** Stated problem **
Quote all lines below exactly. Images stay out.

..............................

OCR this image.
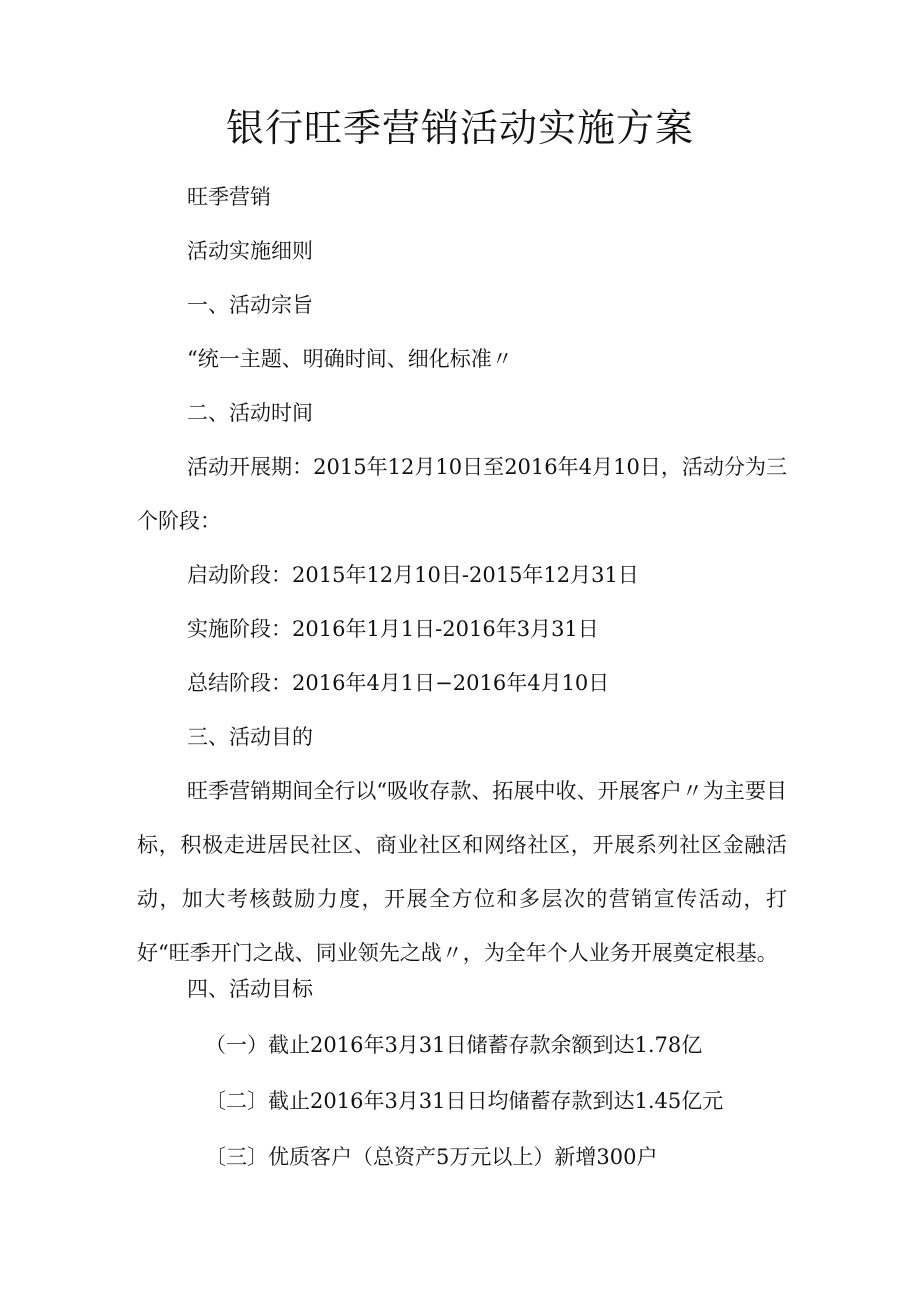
银行旺季营销活动实施方案

旺季营销

活动实施细则

一、活动宗旨

“统一主题、明确时间、细化标准〃

二、活动时间

活动开展期：2015年12月10日至2016年4月10日，活动分为三个阶段：

启动阶段：2015年12月10日-2015年12月31日

实施阶段：2016年1月1日-2016年3月31日

总结阶段：2016年4月1日−2016年4月10日

三、活动目的

旺季营销期间全行以“吸收存款、拓展中收、开展客户〃为主要目标，积极走进居民社区、商业社区和网络社区，开展系列社区金融活动，加大考核鼓励力度，开展全方位和多层次的营销宣传活动，打好“旺季开门之战、同业领先之战〃，为全年个人业务开展奠定根基。

四、活动目标

（一）截止2016年3月31日储蓄存款余额到达1.78亿

〔二〕截止2016年3月31日日均储蓄存款到达1.45亿元

〔三〕优质客户（总资产5万元以上）新增300户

..............................

** Problem solution **
OCR this image.
银行旺季营销活动实施方案

旺季营销

活动实施细则

一、活动宗旨

“统一主题、明确时间、细化标准〃

二、活动时间

活动开展期：2015年12月10日至2016年4月10日，活动分为三个阶段：

启动阶段：2015年12月10日-2015年12月31日

实施阶段：2016年1月1日-2016年3月31日

总结阶段：2016年4月1日−2016年4月10日

三、活动目的

旺季营销期间全行以“吸收存款、拓展中收、开展客户〃为主要目标，积极走进居民社区、商业社区和网络社区，开展系列社区金融活动，加大考核鼓励力度，开展全方位和多层次的营销宣传活动，打好“旺季开门之战、同业领先之战〃，为全年个人业务开展奠定根基。

四、活动目标

（一）截止2016年3月31日储蓄存款余额到达1.78亿

〔二〕截止2016年3月31日日均储蓄存款到达1.45亿元

〔三〕优质客户（总资产5万元以上）新增300户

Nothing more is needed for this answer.